======== Material provided

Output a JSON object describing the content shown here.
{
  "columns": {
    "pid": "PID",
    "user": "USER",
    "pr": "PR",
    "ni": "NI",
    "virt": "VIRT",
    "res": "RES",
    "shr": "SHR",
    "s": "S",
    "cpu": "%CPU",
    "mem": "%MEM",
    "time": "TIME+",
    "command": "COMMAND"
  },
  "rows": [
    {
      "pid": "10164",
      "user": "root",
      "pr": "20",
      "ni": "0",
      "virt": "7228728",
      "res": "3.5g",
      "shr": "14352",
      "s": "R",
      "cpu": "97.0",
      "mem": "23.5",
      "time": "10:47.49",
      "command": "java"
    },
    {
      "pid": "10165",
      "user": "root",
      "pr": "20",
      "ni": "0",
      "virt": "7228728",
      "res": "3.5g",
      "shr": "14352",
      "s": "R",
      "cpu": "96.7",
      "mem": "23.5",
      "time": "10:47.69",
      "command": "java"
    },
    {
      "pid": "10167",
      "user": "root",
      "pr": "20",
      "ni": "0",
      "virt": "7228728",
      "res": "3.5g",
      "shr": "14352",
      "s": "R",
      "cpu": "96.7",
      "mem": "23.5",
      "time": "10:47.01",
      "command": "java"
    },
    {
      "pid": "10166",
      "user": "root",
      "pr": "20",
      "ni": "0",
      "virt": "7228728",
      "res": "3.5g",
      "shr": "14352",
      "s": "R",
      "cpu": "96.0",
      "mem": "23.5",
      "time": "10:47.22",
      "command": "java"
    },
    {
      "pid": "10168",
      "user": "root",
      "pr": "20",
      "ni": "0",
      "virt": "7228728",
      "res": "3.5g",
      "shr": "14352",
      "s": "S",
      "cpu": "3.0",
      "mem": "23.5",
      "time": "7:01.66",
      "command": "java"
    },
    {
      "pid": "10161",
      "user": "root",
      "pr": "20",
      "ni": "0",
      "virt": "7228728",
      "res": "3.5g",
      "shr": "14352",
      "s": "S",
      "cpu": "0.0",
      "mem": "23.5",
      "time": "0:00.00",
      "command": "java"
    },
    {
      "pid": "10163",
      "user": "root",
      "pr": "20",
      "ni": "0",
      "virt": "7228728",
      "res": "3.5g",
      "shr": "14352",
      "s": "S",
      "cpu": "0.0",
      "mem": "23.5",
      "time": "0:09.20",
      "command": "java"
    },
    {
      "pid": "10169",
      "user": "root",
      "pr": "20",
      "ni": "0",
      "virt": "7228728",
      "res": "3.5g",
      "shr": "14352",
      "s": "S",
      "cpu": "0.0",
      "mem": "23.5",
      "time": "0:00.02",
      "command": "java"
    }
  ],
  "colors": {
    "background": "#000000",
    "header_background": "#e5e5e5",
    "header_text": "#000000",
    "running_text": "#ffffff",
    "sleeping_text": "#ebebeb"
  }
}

================

[Exercise objective]:
Emit the records above again, exactly, with no line skipped.

[Result]:
Output a JSON object describing the content shown here.
{
  "columns": {
    "pid": "PID",
    "user": "USER",
    "pr": "PR",
    "ni": "NI",
    "virt": "VIRT",
    "res": "RES",
    "shr": "SHR",
    "s": "S",
    "cpu": "%CPU",
    "mem": "%MEM",
    "time": "TIME+",
    "command": "COMMAND"
  },
  "rows": [
    {
      "pid": "10164",
      "user": "root",
      "pr": "20",
      "ni": "0",
      "virt": "7228728",
      "res": "3.5g",
      "shr": "14352",
      "s": "R",
      "cpu": "97.0",
      "mem": "23.5",
      "time": "10:47.49",
      "command": "java"
    },
    {
      "pid": "10165",
      "user": "root",
      "pr": "20",
      "ni": "0",
      "virt": "7228728",
      "res": "3.5g",
      "shr": "14352",
      "s": "R",
      "cpu": "96.7",
      "mem": "23.5",
      "time": "10:47.69",
      "command": "java"
    },
    {
      "pid": "10167",
      "user": "root",
      "pr": "20",
      "ni": "0",
      "virt": "7228728",
      "res": "3.5g",
      "shr": "14352",
      "s": "R",
      "cpu": "96.7",
      "mem": "23.5",
      "time": "10:47.01",
      "command": "java"
    },
    {
      "pid": "10166",
      "user": "root",
      "pr": "20",
      "ni": "0",
      "virt": "7228728",
      "res": "3.5g",
      "shr": "14352",
      "s": "R",
      "cpu": "96.0",
      "mem": "23.5",
      "time": "10:47.22",
      "command": "java"
    },
    {
      "pid": "10168",
      "user": "root",
      "pr": "20",
      "ni": "0",
      "virt": "7228728",
      "res": "3.5g",
      "shr": "14352",
      "s": "S",
      "cpu": "3.0",
      "mem": "23.5",
      "time": "7:01.66",
      "command": "java"
    },
    {
      "pid": "10161",
      "user": "root",
      "pr": "20",
      "ni": "0",
      "virt": "7228728",
      "res": "3.5g",
      "shr": "14352",
      "s": "S",
      "cpu": "0.0",
      "mem": "23.5",
      "time": "0:00.00",
      "command": "java"
    },
    {
      "pid": "10163",
      "user": "root",
      "pr": "20",
      "ni": "0",
      "virt": "7228728",
      "res": "3.5g",
      "shr": "14352",
      "s": "S",
      "cpu": "0.0",
      "mem": "23.5",
      "time": "0:09.20",
      "command": "java"
    },
    {
      "pid": "10169",
      "user": "root",
      "pr": "20",
      "ni": "0",
      "virt": "7228728",
      "res": "3.5g",
      "shr": "14352",
      "s": "S",
      "cpu": "0.0",
      "mem": "23.5",
      "time": "0:00.02",
      "command": "java"
    }
  ],
  "colors": {
    "background": "#000000",
    "header_background": "#e5e5e5",
    "header_text": "#000000",
    "running_text": "#ffffff",
    "sleeping_text": "#ebebeb"
  }
}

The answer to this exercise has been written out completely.